==== Material for the task ====

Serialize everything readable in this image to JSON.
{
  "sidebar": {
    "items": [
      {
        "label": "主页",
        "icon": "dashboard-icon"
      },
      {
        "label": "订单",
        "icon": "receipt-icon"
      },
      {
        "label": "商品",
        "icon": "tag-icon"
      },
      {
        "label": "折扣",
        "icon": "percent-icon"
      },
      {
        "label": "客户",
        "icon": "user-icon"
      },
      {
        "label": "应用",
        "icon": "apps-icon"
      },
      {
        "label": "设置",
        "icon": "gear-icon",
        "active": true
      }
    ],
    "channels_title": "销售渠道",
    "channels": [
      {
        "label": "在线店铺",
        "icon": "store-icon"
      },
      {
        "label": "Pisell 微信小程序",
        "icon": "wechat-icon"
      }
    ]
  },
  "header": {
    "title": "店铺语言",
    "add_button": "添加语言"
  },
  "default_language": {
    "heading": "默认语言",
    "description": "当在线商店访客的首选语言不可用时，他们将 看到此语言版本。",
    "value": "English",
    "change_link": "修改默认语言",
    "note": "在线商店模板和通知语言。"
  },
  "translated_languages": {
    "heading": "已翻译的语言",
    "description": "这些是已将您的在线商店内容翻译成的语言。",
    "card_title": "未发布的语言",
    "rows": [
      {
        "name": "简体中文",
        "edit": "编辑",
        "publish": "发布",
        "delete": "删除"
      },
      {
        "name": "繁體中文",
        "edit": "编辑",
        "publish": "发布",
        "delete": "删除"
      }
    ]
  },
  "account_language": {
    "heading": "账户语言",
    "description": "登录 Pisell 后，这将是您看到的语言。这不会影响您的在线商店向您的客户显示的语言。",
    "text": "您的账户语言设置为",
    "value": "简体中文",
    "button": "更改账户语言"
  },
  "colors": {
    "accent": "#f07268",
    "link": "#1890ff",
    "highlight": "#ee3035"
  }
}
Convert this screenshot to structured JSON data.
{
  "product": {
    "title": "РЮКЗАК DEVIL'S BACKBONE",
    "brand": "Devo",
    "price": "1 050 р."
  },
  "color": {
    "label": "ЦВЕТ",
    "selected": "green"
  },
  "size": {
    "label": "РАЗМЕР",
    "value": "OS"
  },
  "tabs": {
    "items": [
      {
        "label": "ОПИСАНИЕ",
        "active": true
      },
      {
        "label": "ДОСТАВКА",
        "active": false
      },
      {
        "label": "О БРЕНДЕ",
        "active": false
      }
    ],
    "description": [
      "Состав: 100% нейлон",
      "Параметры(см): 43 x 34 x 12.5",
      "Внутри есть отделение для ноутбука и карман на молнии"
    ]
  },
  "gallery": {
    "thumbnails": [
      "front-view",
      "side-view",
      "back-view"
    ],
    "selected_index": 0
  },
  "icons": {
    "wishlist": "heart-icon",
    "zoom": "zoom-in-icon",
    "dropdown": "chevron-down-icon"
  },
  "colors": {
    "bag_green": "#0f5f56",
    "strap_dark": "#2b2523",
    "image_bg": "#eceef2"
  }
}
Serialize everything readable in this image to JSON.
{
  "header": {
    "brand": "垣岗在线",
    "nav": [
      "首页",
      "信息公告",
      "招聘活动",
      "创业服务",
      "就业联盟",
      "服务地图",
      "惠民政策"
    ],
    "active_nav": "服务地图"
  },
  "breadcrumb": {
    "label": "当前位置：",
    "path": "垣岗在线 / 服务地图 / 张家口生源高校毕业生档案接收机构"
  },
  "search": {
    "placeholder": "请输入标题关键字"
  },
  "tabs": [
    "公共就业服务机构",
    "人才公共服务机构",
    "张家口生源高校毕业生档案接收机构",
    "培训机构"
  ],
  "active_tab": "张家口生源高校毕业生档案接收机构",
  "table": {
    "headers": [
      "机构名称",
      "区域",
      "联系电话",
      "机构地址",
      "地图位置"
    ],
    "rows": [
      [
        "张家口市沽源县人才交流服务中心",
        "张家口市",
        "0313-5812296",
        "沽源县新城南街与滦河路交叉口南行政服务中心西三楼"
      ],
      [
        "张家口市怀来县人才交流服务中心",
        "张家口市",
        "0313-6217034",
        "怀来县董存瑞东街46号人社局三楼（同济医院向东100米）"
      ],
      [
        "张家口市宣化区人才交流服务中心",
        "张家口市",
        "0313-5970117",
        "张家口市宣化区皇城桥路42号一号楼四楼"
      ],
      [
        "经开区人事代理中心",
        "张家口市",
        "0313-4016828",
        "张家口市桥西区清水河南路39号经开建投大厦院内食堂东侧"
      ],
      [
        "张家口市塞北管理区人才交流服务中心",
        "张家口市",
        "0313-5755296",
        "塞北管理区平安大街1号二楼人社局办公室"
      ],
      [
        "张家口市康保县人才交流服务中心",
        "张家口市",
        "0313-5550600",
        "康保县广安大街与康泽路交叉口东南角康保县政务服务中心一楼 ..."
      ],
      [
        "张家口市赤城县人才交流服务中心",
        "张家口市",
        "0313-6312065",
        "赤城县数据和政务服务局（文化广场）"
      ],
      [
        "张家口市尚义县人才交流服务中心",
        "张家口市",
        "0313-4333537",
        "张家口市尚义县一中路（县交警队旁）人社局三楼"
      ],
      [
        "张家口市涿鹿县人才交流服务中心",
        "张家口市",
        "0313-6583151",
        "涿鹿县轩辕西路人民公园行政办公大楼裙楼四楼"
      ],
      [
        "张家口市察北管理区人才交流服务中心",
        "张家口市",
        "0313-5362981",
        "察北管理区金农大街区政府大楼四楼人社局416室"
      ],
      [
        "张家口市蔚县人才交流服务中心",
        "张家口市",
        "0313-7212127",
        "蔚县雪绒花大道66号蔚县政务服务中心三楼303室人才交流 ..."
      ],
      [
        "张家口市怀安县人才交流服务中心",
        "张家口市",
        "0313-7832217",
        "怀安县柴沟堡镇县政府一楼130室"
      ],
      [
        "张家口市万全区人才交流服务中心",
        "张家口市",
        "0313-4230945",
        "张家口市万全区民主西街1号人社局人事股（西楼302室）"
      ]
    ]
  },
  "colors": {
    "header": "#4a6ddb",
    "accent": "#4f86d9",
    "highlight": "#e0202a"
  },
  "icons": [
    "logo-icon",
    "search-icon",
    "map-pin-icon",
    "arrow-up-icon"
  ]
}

====

What you need to do: Copy out every line of the listing that includes the string "highlight".

Task response:
    "highlight": "#ee3035"
    "highlight": "#e0202a"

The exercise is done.